Dataset entries on figures
_ _ _

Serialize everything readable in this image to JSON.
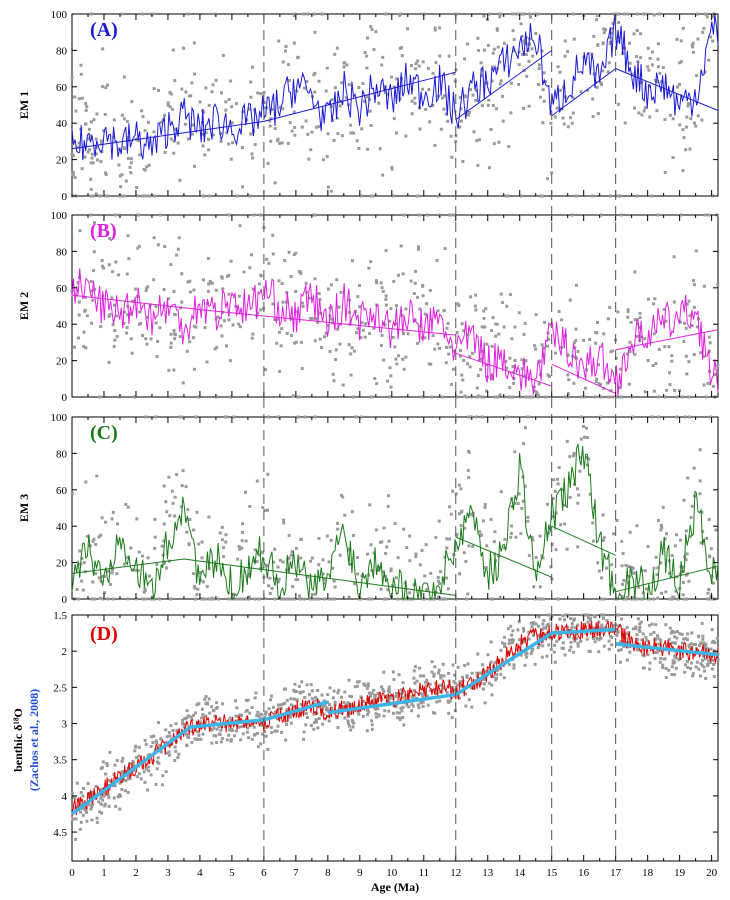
{
  "figure": {
    "x_axis_label": "Age (Ma)",
    "x_ticks": [
      0,
      1,
      2,
      3,
      4,
      5,
      6,
      7,
      8,
      9,
      10,
      11,
      12,
      13,
      14,
      15,
      16,
      17,
      18,
      19,
      20
    ],
    "xlim": [
      0,
      20.2
    ],
    "boundaries_ma": [
      6,
      12,
      15,
      17
    ]
  },
  "chart_data": [
    {
      "type": "line",
      "panel": "A",
      "title": "(A)",
      "ylabel": "EM 1",
      "ylim": [
        0,
        100
      ],
      "y_ticks": [
        0,
        20,
        40,
        60,
        80,
        100
      ],
      "colors": {
        "line": "#1a1ad6",
        "tag": "#1a1ad6",
        "points": "#9a9a9a"
      },
      "series": [
        {
          "name": "EM 1 record",
          "x": [
            0,
            0.5,
            1,
            1.5,
            2,
            2.5,
            3,
            3.5,
            4,
            4.5,
            5,
            5.5,
            6,
            6.5,
            7,
            7.5,
            8,
            8.5,
            9,
            9.5,
            10,
            10.5,
            11,
            11.5,
            12,
            12.5,
            13,
            13.5,
            14,
            14.5,
            15,
            15.5,
            16,
            16.5,
            17,
            17.5,
            18,
            18.5,
            19,
            19.5,
            20
          ],
          "y": [
            26,
            30,
            34,
            28,
            32,
            26,
            38,
            44,
            36,
            42,
            38,
            40,
            45,
            50,
            62,
            55,
            40,
            58,
            48,
            60,
            52,
            64,
            56,
            62,
            44,
            58,
            64,
            72,
            82,
            88,
            48,
            60,
            74,
            62,
            92,
            70,
            58,
            62,
            50,
            56,
            90
          ]
        },
        {
          "name": "EM 1 trend 0-12 Ma",
          "x": [
            0,
            6,
            12
          ],
          "y": [
            26,
            41,
            68
          ]
        },
        {
          "name": "EM 1 trend 12-15 Ma",
          "x": [
            12,
            15
          ],
          "y": [
            42,
            80
          ]
        },
        {
          "name": "EM 1 trend 15-17 Ma",
          "x": [
            15,
            17
          ],
          "y": [
            44,
            70
          ]
        },
        {
          "name": "EM 1 trend 17-20.2 Ma",
          "x": [
            17,
            20.2
          ],
          "y": [
            70,
            47
          ]
        }
      ]
    },
    {
      "type": "line",
      "panel": "B",
      "title": "(B)",
      "ylabel": "EM 2",
      "ylim": [
        0,
        100
      ],
      "y_ticks": [
        0,
        20,
        40,
        60,
        80,
        100
      ],
      "colors": {
        "line": "#e020e0",
        "tag": "#e020e0",
        "points": "#9a9a9a"
      },
      "series": [
        {
          "name": "EM 2 record",
          "x": [
            0,
            0.5,
            1,
            1.5,
            2,
            2.5,
            3,
            3.5,
            4,
            4.5,
            5,
            5.5,
            6,
            6.5,
            7,
            7.5,
            8,
            8.5,
            9,
            9.5,
            10,
            10.5,
            11,
            11.5,
            12,
            12.5,
            13,
            13.5,
            14,
            14.5,
            15,
            15.5,
            16,
            16.5,
            17,
            17.5,
            18,
            18.5,
            19,
            19.5,
            20
          ],
          "y": [
            62,
            58,
            50,
            46,
            54,
            44,
            50,
            38,
            52,
            46,
            54,
            48,
            58,
            50,
            44,
            56,
            40,
            52,
            42,
            48,
            36,
            44,
            38,
            42,
            26,
            34,
            18,
            22,
            12,
            10,
            34,
            28,
            16,
            22,
            8,
            30,
            36,
            40,
            44,
            48,
            10
          ]
        },
        {
          "name": "EM 2 trend 0-12 Ma",
          "x": [
            0,
            4,
            12
          ],
          "y": [
            56,
            48,
            34
          ]
        },
        {
          "name": "EM 2 trend 12-15 Ma",
          "x": [
            12,
            15
          ],
          "y": [
            24,
            6
          ]
        },
        {
          "name": "EM 2 trend 15-17 Ma",
          "x": [
            15,
            17
          ],
          "y": [
            18,
            2
          ]
        },
        {
          "name": "EM 2 trend 17-20.2 Ma",
          "x": [
            17,
            20.2
          ],
          "y": [
            26,
            37
          ]
        }
      ]
    },
    {
      "type": "line",
      "panel": "C",
      "title": "(C)",
      "ylabel": "EM 3",
      "ylim": [
        0,
        100
      ],
      "y_ticks": [
        0,
        20,
        40,
        60,
        80,
        100
      ],
      "colors": {
        "line": "#1a7a1a",
        "tag": "#1a7a1a",
        "points": "#9a9a9a"
      },
      "series": [
        {
          "name": "EM 3 record",
          "x": [
            0,
            0.5,
            1,
            1.5,
            2,
            2.5,
            3,
            3.5,
            4,
            4.5,
            5,
            5.5,
            6,
            6.5,
            7,
            7.5,
            8,
            8.5,
            9,
            9.5,
            10,
            10.5,
            11,
            11.5,
            12,
            12.5,
            13,
            13.5,
            14,
            14.5,
            15,
            15.5,
            16,
            16.5,
            17,
            17.5,
            18,
            18.5,
            19,
            19.5,
            20
          ],
          "y": [
            12,
            28,
            8,
            40,
            16,
            4,
            30,
            54,
            10,
            22,
            6,
            18,
            26,
            8,
            20,
            4,
            12,
            40,
            6,
            24,
            10,
            4,
            2,
            8,
            30,
            50,
            14,
            26,
            74,
            10,
            46,
            60,
            84,
            30,
            4,
            10,
            6,
            24,
            8,
            52,
            14
          ]
        },
        {
          "name": "EM 3 trend 0-12 Ma",
          "x": [
            0,
            3.5,
            12
          ],
          "y": [
            14,
            22,
            2
          ]
        },
        {
          "name": "EM 3 trend 12-15 Ma",
          "x": [
            12,
            15
          ],
          "y": [
            34,
            12
          ]
        },
        {
          "name": "EM 3 trend 15-17 Ma",
          "x": [
            15,
            17
          ],
          "y": [
            40,
            24
          ]
        },
        {
          "name": "EM 3 trend 17-20.2 Ma",
          "x": [
            17,
            20.2
          ],
          "y": [
            4,
            18
          ]
        }
      ]
    },
    {
      "type": "line",
      "panel": "D",
      "title": "(D)",
      "ylabel": "benthic δ¹⁸O",
      "ylabel_source": "(Zachos et al., 2008)",
      "ylim": [
        4.9,
        1.5
      ],
      "y_ticks": [
        1.5,
        2,
        2.5,
        3,
        3.5,
        4,
        4.5
      ],
      "y_tick_labels": [
        "1.5",
        "2",
        "2.5",
        "3",
        "3.5",
        "4",
        "4.5"
      ],
      "colors": {
        "line": "#e00000",
        "tag": "#e00000",
        "trend": "#3cb4e6",
        "points": "#9a9a9a",
        "source": "#1f4fd6"
      },
      "series": [
        {
          "name": "benthic δ18O record",
          "x": [
            0,
            0.5,
            1,
            1.5,
            2,
            2.5,
            3,
            3.5,
            4,
            4.5,
            5,
            5.5,
            6,
            6.5,
            7,
            7.5,
            8,
            8.5,
            9,
            9.5,
            10,
            10.5,
            11,
            11.5,
            12,
            12.5,
            13,
            13.5,
            14,
            14.5,
            15,
            15.5,
            16,
            16.5,
            17,
            17.5,
            18,
            18.5,
            19,
            19.5,
            20
          ],
          "y": [
            4.2,
            4.05,
            3.9,
            3.75,
            3.6,
            3.45,
            3.3,
            3.1,
            3.0,
            3.0,
            3.0,
            2.95,
            3.0,
            2.9,
            2.8,
            2.75,
            2.85,
            2.8,
            2.75,
            2.7,
            2.65,
            2.6,
            2.55,
            2.5,
            2.55,
            2.45,
            2.3,
            2.1,
            1.9,
            1.8,
            1.75,
            1.75,
            1.7,
            1.7,
            1.7,
            1.9,
            1.95,
            1.95,
            2.0,
            2.0,
            2.05
          ]
        },
        {
          "name": "benthic δ18O trend 0-8 Ma",
          "x": [
            0,
            3.7,
            6,
            8
          ],
          "y": [
            4.25,
            3.05,
            2.95,
            2.7
          ]
        },
        {
          "name": "benthic δ18O trend 8-17 Ma",
          "x": [
            8,
            12,
            15,
            17
          ],
          "y": [
            2.85,
            2.6,
            1.75,
            1.7
          ]
        },
        {
          "name": "benthic δ18O trend 17-20.2 Ma",
          "x": [
            17,
            20.2
          ],
          "y": [
            1.9,
            2.05
          ]
        }
      ]
    }
  ]
}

_ _ _

Search the listing for the word "record" and return each line that holds it.

• _Response to the exercise_:
          "name": "EM 1 record",
          "name": "EM 2 record",
          "name": "EM 3 record",
          "name": "benthic δ18O record",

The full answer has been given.